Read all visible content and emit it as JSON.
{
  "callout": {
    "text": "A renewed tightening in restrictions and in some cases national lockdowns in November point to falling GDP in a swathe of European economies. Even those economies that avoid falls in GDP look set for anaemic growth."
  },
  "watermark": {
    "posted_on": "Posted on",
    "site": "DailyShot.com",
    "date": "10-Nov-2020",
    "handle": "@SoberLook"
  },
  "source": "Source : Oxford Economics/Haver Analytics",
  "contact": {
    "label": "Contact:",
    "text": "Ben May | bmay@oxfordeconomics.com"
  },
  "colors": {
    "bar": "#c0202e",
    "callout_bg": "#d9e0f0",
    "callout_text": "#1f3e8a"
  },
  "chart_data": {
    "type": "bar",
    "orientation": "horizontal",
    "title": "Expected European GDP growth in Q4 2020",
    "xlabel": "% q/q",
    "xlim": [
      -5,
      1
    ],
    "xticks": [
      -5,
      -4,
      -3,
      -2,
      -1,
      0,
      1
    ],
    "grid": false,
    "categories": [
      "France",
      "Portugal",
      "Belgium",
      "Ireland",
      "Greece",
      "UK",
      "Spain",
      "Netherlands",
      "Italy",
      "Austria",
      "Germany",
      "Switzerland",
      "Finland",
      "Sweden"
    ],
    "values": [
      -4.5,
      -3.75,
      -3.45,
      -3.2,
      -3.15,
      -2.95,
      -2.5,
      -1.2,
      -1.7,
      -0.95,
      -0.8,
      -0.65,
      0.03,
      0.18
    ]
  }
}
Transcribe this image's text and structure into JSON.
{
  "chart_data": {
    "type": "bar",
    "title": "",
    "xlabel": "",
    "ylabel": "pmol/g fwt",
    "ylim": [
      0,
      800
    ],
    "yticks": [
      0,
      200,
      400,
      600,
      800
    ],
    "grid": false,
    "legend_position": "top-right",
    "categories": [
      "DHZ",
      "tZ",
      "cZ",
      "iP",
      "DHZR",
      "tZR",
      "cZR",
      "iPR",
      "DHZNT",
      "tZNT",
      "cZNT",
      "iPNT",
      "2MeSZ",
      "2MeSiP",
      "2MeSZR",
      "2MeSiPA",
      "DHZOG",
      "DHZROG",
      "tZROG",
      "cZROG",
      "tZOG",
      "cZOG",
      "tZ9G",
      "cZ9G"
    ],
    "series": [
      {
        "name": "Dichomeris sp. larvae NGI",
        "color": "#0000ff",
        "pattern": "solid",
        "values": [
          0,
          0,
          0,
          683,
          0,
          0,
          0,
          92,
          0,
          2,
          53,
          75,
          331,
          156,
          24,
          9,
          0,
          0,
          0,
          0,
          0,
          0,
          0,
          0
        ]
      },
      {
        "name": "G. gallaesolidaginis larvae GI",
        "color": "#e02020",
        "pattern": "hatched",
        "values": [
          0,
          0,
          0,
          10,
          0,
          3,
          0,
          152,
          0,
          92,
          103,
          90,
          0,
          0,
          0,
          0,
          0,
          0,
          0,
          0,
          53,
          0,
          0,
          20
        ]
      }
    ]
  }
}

◆ Your goal ◆
All of the material must be reproduced exactly.

◆ Answer for this exercise ◆
Read all visible content and emit it as JSON.
{
  "callout": {
    "text": "A renewed tightening in restrictions and in some cases national lockdowns in November point to falling GDP in a swathe of European economies. Even those economies that avoid falls in GDP look set for anaemic growth."
  },
  "watermark": {
    "posted_on": "Posted on",
    "site": "DailyShot.com",
    "date": "10-Nov-2020",
    "handle": "@SoberLook"
  },
  "source": "Source : Oxford Economics/Haver Analytics",
  "contact": {
    "label": "Contact:",
    "text": "Ben May | bmay@oxfordeconomics.com"
  },
  "colors": {
    "bar": "#c0202e",
    "callout_bg": "#d9e0f0",
    "callout_text": "#1f3e8a"
  },
  "chart_data": {
    "type": "bar",
    "orientation": "horizontal",
    "title": "Expected European GDP growth in Q4 2020",
    "xlabel": "% q/q",
    "xlim": [
      -5,
      1
    ],
    "xticks": [
      -5,
      -4,
      -3,
      -2,
      -1,
      0,
      1
    ],
    "grid": false,
    "categories": [
      "France",
      "Portugal",
      "Belgium",
      "Ireland",
      "Greece",
      "UK",
      "Spain",
      "Netherlands",
      "Italy",
      "Austria",
      "Germany",
      "Switzerland",
      "Finland",
      "Sweden"
    ],
    "values": [
      -4.5,
      -3.75,
      -3.45,
      -3.2,
      -3.15,
      -2.95,
      -2.5,
      -1.2,
      -1.7,
      -0.95,
      -0.8,
      -0.65,
      0.03,
      0.18
    ]
  }
}
Transcribe this image's text and structure into JSON.
{
  "chart_data": {
    "type": "bar",
    "title": "",
    "xlabel": "",
    "ylabel": "pmol/g fwt",
    "ylim": [
      0,
      800
    ],
    "yticks": [
      0,
      200,
      400,
      600,
      800
    ],
    "grid": false,
    "legend_position": "top-right",
    "categories": [
      "DHZ",
      "tZ",
      "cZ",
      "iP",
      "DHZR",
      "tZR",
      "cZR",
      "iPR",
      "DHZNT",
      "tZNT",
      "cZNT",
      "iPNT",
      "2MeSZ",
      "2MeSiP",
      "2MeSZR",
      "2MeSiPA",
      "DHZOG",
      "DHZROG",
      "tZROG",
      "cZROG",
      "tZOG",
      "cZOG",
      "tZ9G",
      "cZ9G"
    ],
    "series": [
      {
        "name": "Dichomeris sp. larvae NGI",
        "color": "#0000ff",
        "pattern": "solid",
        "values": [
          0,
          0,
          0,
          683,
          0,
          0,
          0,
          92,
          0,
          2,
          53,
          75,
          331,
          156,
          24,
          9,
          0,
          0,
          0,
          0,
          0,
          0,
          0,
          0
        ]
      },
      {
        "name": "G. gallaesolidaginis larvae GI",
        "color": "#e02020",
        "pattern": "hatched",
        "values": [
          0,
          0,
          0,
          10,
          0,
          3,
          0,
          152,
          0,
          92,
          103,
          90,
          0,
          0,
          0,
          0,
          0,
          0,
          0,
          0,
          53,
          0,
          0,
          20
        ]
      }
    ]
  }
}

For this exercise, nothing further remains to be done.